[START DATA TO USE]

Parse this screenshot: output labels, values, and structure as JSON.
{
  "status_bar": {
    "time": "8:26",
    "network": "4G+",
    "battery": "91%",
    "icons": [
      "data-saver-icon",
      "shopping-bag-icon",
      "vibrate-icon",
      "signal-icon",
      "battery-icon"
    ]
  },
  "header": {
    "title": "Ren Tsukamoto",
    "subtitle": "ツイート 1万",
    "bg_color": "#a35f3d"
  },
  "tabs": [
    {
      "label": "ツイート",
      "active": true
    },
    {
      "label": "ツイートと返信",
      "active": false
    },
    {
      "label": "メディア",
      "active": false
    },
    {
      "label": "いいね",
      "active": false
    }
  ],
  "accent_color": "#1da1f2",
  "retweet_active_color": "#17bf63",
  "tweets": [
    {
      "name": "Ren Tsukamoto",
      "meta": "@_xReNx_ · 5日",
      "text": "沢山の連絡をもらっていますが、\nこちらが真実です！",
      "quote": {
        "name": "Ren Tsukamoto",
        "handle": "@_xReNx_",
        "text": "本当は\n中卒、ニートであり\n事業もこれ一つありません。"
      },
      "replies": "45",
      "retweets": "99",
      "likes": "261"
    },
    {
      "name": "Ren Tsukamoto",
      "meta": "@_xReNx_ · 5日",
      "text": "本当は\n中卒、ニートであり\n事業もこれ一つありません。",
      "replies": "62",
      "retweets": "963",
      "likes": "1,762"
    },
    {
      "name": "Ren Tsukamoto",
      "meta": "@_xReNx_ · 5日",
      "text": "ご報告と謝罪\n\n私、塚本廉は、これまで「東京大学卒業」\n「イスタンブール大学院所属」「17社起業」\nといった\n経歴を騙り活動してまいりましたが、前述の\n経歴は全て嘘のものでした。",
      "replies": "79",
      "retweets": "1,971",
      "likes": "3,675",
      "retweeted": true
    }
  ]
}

[END DATA TO USE]

GIVEN EXERCISE -> Exact output of every entry is required.

ANSWER FOR THE TASK ->
Parse this screenshot: output labels, values, and structure as JSON.
{
  "status_bar": {
    "time": "8:26",
    "network": "4G+",
    "battery": "91%",
    "icons": [
      "data-saver-icon",
      "shopping-bag-icon",
      "vibrate-icon",
      "signal-icon",
      "battery-icon"
    ]
  },
  "header": {
    "title": "Ren Tsukamoto",
    "subtitle": "ツイート 1万",
    "bg_color": "#a35f3d"
  },
  "tabs": [
    {
      "label": "ツイート",
      "active": true
    },
    {
      "label": "ツイートと返信",
      "active": false
    },
    {
      "label": "メディア",
      "active": false
    },
    {
      "label": "いいね",
      "active": false
    }
  ],
  "accent_color": "#1da1f2",
  "retweet_active_color": "#17bf63",
  "tweets": [
    {
      "name": "Ren Tsukamoto",
      "meta": "@_xReNx_ · 5日",
      "text": "沢山の連絡をもらっていますが、\nこちらが真実です！",
      "quote": {
        "name": "Ren Tsukamoto",
        "handle": "@_xReNx_",
        "text": "本当は\n中卒、ニートであり\n事業もこれ一つありません。"
      },
      "replies": "45",
      "retweets": "99",
      "likes": "261"
    },
    {
      "name": "Ren Tsukamoto",
      "meta": "@_xReNx_ · 5日",
      "text": "本当は\n中卒、ニートであり\n事業もこれ一つありません。",
      "replies": "62",
      "retweets": "963",
      "likes": "1,762"
    },
    {
      "name": "Ren Tsukamoto",
      "meta": "@_xReNx_ · 5日",
      "text": "ご報告と謝罪\n\n私、塚本廉は、これまで「東京大学卒業」\n「イスタンブール大学院所属」「17社起業」\nといった\n経歴を騙り活動してまいりましたが、前述の\n経歴は全て嘘のものでした。",
      "replies": "79",
      "retweets": "1,971",
      "likes": "3,675",
      "retweeted": true
    }
  ]
}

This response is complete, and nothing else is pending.